(Stored data)
== == ==
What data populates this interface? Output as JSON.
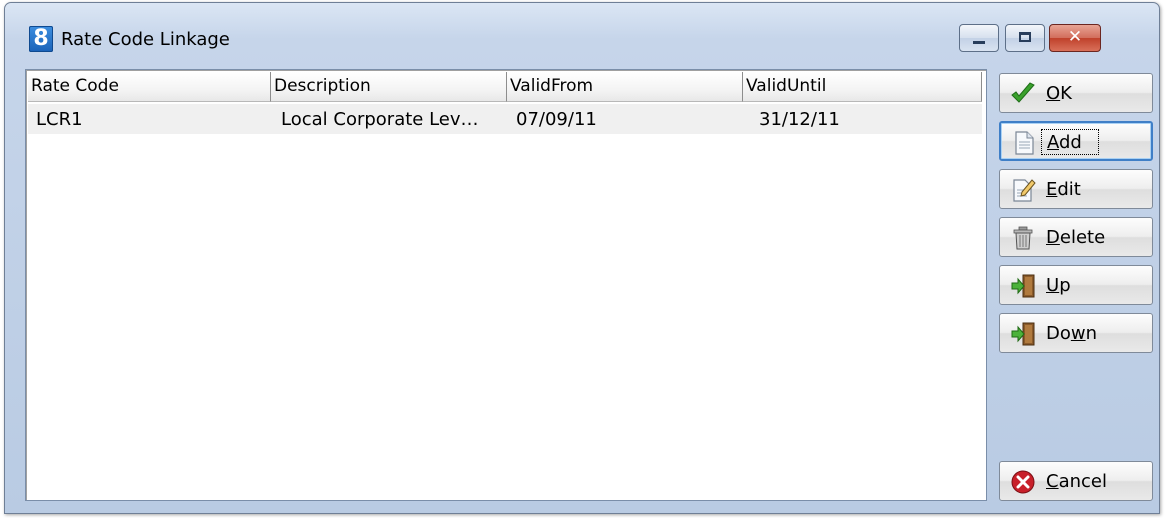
{
  "window": {
    "title": "Rate Code Linkage",
    "app_icon_glyph": "8",
    "close_glyph": "✕"
  },
  "list": {
    "columns": [
      "Rate Code",
      "Description",
      "ValidFrom",
      "ValidUntil"
    ],
    "rows": [
      [
        "LCR1",
        "Local Corporate Lev…",
        "07/09/11",
        "31/12/11"
      ]
    ]
  },
  "buttons": {
    "ok": {
      "label": "OK",
      "accel": "O",
      "icon": "checkmark-icon"
    },
    "add": {
      "label": "Add",
      "accel": "A",
      "icon": "document-icon"
    },
    "edit": {
      "label": "Edit",
      "accel": "E",
      "icon": "edit-document-icon"
    },
    "delete": {
      "label": "Delete",
      "accel": "D",
      "icon": "trash-icon"
    },
    "up": {
      "label": "Up",
      "accel": "U",
      "icon": "door-arrow-icon"
    },
    "down": {
      "label": "Down",
      "accel": "w",
      "icon": "door-arrow-icon"
    },
    "cancel": {
      "label": "Cancel",
      "accel": "C",
      "icon": "cancel-icon"
    }
  },
  "colors": {
    "accent_focus": "#3f7fc7",
    "check_green": "#3aa12c",
    "cancel_red": "#c8202a"
  }
}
== == ==
**PROBLEM TO WORK ON:** Without the pictures, output the full listing exactly as it stands.

**THE REPLY:**
What data populates this interface? Output as JSON.
{
  "window": {
    "title": "Rate Code Linkage",
    "app_icon_glyph": "8",
    "close_glyph": "✕"
  },
  "list": {
    "columns": [
      "Rate Code",
      "Description",
      "ValidFrom",
      "ValidUntil"
    ],
    "rows": [
      [
        "LCR1",
        "Local Corporate Lev…",
        "07/09/11",
        "31/12/11"
      ]
    ]
  },
  "buttons": {
    "ok": {
      "label": "OK",
      "accel": "O",
      "icon": "checkmark-icon"
    },
    "add": {
      "label": "Add",
      "accel": "A",
      "icon": "document-icon"
    },
    "edit": {
      "label": "Edit",
      "accel": "E",
      "icon": "edit-document-icon"
    },
    "delete": {
      "label": "Delete",
      "accel": "D",
      "icon": "trash-icon"
    },
    "up": {
      "label": "Up",
      "accel": "U",
      "icon": "door-arrow-icon"
    },
    "down": {
      "label": "Down",
      "accel": "w",
      "icon": "door-arrow-icon"
    },
    "cancel": {
      "label": "Cancel",
      "accel": "C",
      "icon": "cancel-icon"
    }
  },
  "colors": {
    "accent_focus": "#3f7fc7",
    "check_green": "#3aa12c",
    "cancel_red": "#c8202a"
  }
}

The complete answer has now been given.